■ Job:
The records that follow are to be repeated without alteration.
======== Excerpted records
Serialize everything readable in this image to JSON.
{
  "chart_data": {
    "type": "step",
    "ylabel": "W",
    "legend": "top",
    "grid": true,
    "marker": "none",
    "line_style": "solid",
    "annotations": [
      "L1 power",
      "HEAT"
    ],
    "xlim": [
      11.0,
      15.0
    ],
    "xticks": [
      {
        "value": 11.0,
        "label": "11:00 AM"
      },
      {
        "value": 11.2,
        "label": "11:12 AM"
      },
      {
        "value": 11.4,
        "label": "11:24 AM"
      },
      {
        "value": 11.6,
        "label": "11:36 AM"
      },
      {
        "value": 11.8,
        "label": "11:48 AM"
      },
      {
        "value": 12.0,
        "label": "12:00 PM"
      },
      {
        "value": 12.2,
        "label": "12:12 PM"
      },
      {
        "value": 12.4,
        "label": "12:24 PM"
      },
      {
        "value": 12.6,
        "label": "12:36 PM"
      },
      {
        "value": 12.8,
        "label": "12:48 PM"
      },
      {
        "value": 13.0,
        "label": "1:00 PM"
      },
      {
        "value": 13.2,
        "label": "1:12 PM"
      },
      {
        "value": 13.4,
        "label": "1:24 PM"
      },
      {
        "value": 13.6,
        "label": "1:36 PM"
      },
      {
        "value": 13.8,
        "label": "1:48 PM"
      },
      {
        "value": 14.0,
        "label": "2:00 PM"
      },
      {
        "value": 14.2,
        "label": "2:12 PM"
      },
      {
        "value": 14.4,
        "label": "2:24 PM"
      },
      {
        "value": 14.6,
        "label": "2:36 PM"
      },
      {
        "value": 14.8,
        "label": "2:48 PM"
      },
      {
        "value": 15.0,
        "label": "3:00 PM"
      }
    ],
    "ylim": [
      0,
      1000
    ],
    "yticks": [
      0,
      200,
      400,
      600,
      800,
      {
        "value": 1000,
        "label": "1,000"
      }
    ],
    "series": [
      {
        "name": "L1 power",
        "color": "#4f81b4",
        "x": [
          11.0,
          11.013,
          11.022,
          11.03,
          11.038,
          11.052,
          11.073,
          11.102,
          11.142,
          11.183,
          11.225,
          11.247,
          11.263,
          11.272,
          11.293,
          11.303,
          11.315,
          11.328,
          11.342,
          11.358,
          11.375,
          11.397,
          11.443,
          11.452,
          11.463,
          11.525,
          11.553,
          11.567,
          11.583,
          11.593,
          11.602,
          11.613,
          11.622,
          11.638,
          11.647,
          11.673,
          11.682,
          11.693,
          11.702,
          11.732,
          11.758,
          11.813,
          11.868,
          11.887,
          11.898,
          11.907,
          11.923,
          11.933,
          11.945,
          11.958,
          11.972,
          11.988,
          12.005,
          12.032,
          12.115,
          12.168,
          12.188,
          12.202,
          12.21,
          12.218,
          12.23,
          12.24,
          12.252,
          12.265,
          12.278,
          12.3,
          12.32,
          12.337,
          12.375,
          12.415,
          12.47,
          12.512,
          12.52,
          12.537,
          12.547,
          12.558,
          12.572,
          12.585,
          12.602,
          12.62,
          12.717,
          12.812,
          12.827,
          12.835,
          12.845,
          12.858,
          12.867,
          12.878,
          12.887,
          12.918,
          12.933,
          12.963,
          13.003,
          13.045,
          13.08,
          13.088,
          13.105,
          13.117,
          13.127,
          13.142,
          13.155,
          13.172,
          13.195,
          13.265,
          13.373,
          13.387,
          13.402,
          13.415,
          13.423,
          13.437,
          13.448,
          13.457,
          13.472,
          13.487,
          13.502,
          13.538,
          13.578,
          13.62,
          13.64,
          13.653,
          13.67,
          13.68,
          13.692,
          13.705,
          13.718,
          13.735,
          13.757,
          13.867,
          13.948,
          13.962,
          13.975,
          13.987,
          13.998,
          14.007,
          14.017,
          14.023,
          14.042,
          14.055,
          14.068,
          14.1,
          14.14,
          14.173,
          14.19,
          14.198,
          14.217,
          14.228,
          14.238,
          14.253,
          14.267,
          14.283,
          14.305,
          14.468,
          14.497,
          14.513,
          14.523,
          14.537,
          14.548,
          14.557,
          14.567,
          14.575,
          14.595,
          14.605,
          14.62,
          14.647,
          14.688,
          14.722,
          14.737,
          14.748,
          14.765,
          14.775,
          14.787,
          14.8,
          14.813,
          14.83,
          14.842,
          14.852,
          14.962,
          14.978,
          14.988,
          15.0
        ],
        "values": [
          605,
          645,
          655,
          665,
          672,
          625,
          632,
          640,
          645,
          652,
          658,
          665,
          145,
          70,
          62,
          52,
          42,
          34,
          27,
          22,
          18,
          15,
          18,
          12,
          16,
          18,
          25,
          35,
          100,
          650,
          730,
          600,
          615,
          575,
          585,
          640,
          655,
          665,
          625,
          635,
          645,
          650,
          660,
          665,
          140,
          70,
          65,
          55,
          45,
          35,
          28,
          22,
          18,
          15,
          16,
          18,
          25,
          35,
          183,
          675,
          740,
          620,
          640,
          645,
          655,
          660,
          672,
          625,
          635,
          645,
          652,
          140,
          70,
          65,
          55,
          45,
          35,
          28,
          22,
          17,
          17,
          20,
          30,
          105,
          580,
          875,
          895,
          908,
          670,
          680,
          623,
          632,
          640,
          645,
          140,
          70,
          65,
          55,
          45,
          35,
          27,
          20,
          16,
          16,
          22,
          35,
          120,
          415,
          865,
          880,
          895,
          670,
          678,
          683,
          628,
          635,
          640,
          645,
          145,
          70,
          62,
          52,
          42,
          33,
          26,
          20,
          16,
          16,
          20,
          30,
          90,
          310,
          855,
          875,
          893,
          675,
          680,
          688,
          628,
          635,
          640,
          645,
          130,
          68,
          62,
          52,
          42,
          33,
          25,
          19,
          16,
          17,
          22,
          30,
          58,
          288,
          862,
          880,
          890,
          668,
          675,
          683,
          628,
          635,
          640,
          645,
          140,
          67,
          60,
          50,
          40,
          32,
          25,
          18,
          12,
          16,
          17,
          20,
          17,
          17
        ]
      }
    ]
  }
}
================
■ Answer:
Serialize everything readable in this image to JSON.
{
  "chart_data": {
    "type": "step",
    "ylabel": "W",
    "legend": "top",
    "grid": true,
    "marker": "none",
    "line_style": "solid",
    "annotations": [
      "L1 power",
      "HEAT"
    ],
    "xlim": [
      11.0,
      15.0
    ],
    "xticks": [
      {
        "value": 11.0,
        "label": "11:00 AM"
      },
      {
        "value": 11.2,
        "label": "11:12 AM"
      },
      {
        "value": 11.4,
        "label": "11:24 AM"
      },
      {
        "value": 11.6,
        "label": "11:36 AM"
      },
      {
        "value": 11.8,
        "label": "11:48 AM"
      },
      {
        "value": 12.0,
        "label": "12:00 PM"
      },
      {
        "value": 12.2,
        "label": "12:12 PM"
      },
      {
        "value": 12.4,
        "label": "12:24 PM"
      },
      {
        "value": 12.6,
        "label": "12:36 PM"
      },
      {
        "value": 12.8,
        "label": "12:48 PM"
      },
      {
        "value": 13.0,
        "label": "1:00 PM"
      },
      {
        "value": 13.2,
        "label": "1:12 PM"
      },
      {
        "value": 13.4,
        "label": "1:24 PM"
      },
      {
        "value": 13.6,
        "label": "1:36 PM"
      },
      {
        "value": 13.8,
        "label": "1:48 PM"
      },
      {
        "value": 14.0,
        "label": "2:00 PM"
      },
      {
        "value": 14.2,
        "label": "2:12 PM"
      },
      {
        "value": 14.4,
        "label": "2:24 PM"
      },
      {
        "value": 14.6,
        "label": "2:36 PM"
      },
      {
        "value": 14.8,
        "label": "2:48 PM"
      },
      {
        "value": 15.0,
        "label": "3:00 PM"
      }
    ],
    "ylim": [
      0,
      1000
    ],
    "yticks": [
      0,
      200,
      400,
      600,
      800,
      {
        "value": 1000,
        "label": "1,000"
      }
    ],
    "series": [
      {
        "name": "L1 power",
        "color": "#4f81b4",
        "x": [
          11.0,
          11.013,
          11.022,
          11.03,
          11.038,
          11.052,
          11.073,
          11.102,
          11.142,
          11.183,
          11.225,
          11.247,
          11.263,
          11.272,
          11.293,
          11.303,
          11.315,
          11.328,
          11.342,
          11.358,
          11.375,
          11.397,
          11.443,
          11.452,
          11.463,
          11.525,
          11.553,
          11.567,
          11.583,
          11.593,
          11.602,
          11.613,
          11.622,
          11.638,
          11.647,
          11.673,
          11.682,
          11.693,
          11.702,
          11.732,
          11.758,
          11.813,
          11.868,
          11.887,
          11.898,
          11.907,
          11.923,
          11.933,
          11.945,
          11.958,
          11.972,
          11.988,
          12.005,
          12.032,
          12.115,
          12.168,
          12.188,
          12.202,
          12.21,
          12.218,
          12.23,
          12.24,
          12.252,
          12.265,
          12.278,
          12.3,
          12.32,
          12.337,
          12.375,
          12.415,
          12.47,
          12.512,
          12.52,
          12.537,
          12.547,
          12.558,
          12.572,
          12.585,
          12.602,
          12.62,
          12.717,
          12.812,
          12.827,
          12.835,
          12.845,
          12.858,
          12.867,
          12.878,
          12.887,
          12.918,
          12.933,
          12.963,
          13.003,
          13.045,
          13.08,
          13.088,
          13.105,
          13.117,
          13.127,
          13.142,
          13.155,
          13.172,
          13.195,
          13.265,
          13.373,
          13.387,
          13.402,
          13.415,
          13.423,
          13.437,
          13.448,
          13.457,
          13.472,
          13.487,
          13.502,
          13.538,
          13.578,
          13.62,
          13.64,
          13.653,
          13.67,
          13.68,
          13.692,
          13.705,
          13.718,
          13.735,
          13.757,
          13.867,
          13.948,
          13.962,
          13.975,
          13.987,
          13.998,
          14.007,
          14.017,
          14.023,
          14.042,
          14.055,
          14.068,
          14.1,
          14.14,
          14.173,
          14.19,
          14.198,
          14.217,
          14.228,
          14.238,
          14.253,
          14.267,
          14.283,
          14.305,
          14.468,
          14.497,
          14.513,
          14.523,
          14.537,
          14.548,
          14.557,
          14.567,
          14.575,
          14.595,
          14.605,
          14.62,
          14.647,
          14.688,
          14.722,
          14.737,
          14.748,
          14.765,
          14.775,
          14.787,
          14.8,
          14.813,
          14.83,
          14.842,
          14.852,
          14.962,
          14.978,
          14.988,
          15.0
        ],
        "values": [
          605,
          645,
          655,
          665,
          672,
          625,
          632,
          640,
          645,
          652,
          658,
          665,
          145,
          70,
          62,
          52,
          42,
          34,
          27,
          22,
          18,
          15,
          18,
          12,
          16,
          18,
          25,
          35,
          100,
          650,
          730,
          600,
          615,
          575,
          585,
          640,
          655,
          665,
          625,
          635,
          645,
          650,
          660,
          665,
          140,
          70,
          65,
          55,
          45,
          35,
          28,
          22,
          18,
          15,
          16,
          18,
          25,
          35,
          183,
          675,
          740,
          620,
          640,
          645,
          655,
          660,
          672,
          625,
          635,
          645,
          652,
          140,
          70,
          65,
          55,
          45,
          35,
          28,
          22,
          17,
          17,
          20,
          30,
          105,
          580,
          875,
          895,
          908,
          670,
          680,
          623,
          632,
          640,
          645,
          140,
          70,
          65,
          55,
          45,
          35,
          27,
          20,
          16,
          16,
          22,
          35,
          120,
          415,
          865,
          880,
          895,
          670,
          678,
          683,
          628,
          635,
          640,
          645,
          145,
          70,
          62,
          52,
          42,
          33,
          26,
          20,
          16,
          16,
          20,
          30,
          90,
          310,
          855,
          875,
          893,
          675,
          680,
          688,
          628,
          635,
          640,
          645,
          130,
          68,
          62,
          52,
          42,
          33,
          25,
          19,
          16,
          17,
          22,
          30,
          58,
          288,
          862,
          880,
          890,
          668,
          675,
          683,
          628,
          635,
          640,
          645,
          140,
          67,
          60,
          50,
          40,
          32,
          25,
          18,
          12,
          16,
          17,
          20,
          17,
          17
        ]
      }
    ]
  }
}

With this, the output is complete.